- **PROMPT**:
Examine the records and identify each line that includes the string "color". Copy those lines.

- **EXERCISE INPUT**:
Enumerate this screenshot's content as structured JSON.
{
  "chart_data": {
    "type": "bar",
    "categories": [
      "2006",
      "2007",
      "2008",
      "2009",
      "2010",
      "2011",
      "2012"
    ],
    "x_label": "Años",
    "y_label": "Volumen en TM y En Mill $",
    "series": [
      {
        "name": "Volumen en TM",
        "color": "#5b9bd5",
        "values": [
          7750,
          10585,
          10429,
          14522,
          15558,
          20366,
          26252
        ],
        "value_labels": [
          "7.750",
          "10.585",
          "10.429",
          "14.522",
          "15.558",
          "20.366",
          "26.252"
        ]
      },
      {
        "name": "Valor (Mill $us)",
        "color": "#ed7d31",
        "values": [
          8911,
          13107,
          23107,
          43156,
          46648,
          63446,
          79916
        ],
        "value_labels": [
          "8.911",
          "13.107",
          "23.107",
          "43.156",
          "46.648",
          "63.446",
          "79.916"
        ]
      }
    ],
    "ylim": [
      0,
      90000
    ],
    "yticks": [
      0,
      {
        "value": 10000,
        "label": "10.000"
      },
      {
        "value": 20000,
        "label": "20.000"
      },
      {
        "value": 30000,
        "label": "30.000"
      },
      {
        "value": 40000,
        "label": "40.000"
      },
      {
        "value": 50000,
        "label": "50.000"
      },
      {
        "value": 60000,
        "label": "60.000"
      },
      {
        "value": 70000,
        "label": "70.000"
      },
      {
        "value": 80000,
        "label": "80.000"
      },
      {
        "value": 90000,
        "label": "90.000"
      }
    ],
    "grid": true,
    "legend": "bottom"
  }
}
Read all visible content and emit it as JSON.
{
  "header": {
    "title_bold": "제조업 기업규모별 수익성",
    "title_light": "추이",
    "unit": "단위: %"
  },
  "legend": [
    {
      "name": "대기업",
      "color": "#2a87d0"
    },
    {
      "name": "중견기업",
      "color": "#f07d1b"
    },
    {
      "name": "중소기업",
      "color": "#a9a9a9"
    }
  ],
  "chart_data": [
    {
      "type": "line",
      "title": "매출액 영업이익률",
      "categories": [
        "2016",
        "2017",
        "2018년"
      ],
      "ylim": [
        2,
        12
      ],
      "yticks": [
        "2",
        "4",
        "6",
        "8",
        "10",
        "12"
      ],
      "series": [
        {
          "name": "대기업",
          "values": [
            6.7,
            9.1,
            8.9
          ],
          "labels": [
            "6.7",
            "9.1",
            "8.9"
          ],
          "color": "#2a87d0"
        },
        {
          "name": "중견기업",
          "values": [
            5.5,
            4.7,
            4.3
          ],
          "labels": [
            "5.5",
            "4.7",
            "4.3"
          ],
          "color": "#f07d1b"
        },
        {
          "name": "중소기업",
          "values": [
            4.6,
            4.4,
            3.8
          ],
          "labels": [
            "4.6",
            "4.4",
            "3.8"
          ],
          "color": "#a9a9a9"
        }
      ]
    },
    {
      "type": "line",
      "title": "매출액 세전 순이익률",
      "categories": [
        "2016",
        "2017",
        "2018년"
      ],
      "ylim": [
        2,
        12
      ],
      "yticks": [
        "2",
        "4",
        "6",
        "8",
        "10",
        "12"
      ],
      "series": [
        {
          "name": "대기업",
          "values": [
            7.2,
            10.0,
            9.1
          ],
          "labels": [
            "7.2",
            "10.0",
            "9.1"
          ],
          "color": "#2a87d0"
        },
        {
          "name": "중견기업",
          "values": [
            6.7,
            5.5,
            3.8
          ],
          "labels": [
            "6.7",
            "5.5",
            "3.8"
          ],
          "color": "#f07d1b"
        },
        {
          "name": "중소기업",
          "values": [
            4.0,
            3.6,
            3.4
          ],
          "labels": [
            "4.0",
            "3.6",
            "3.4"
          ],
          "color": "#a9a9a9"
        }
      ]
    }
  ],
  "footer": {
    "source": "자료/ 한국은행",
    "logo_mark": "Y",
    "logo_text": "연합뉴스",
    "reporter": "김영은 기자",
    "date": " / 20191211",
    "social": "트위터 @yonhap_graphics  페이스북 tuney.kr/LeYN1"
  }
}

- **WRITTEN REPLY**:
        "color": "#5b9bd5",
        "color": "#ed7d31",
      "color": "#2a87d0"
      "color": "#f07d1b"
      "color": "#a9a9a9"
          "color": "#2a87d0"
          "color": "#f07d1b"
          "color": "#a9a9a9"
          "color": "#2a87d0"
          "color": "#f07d1b"
          "color": "#a9a9a9"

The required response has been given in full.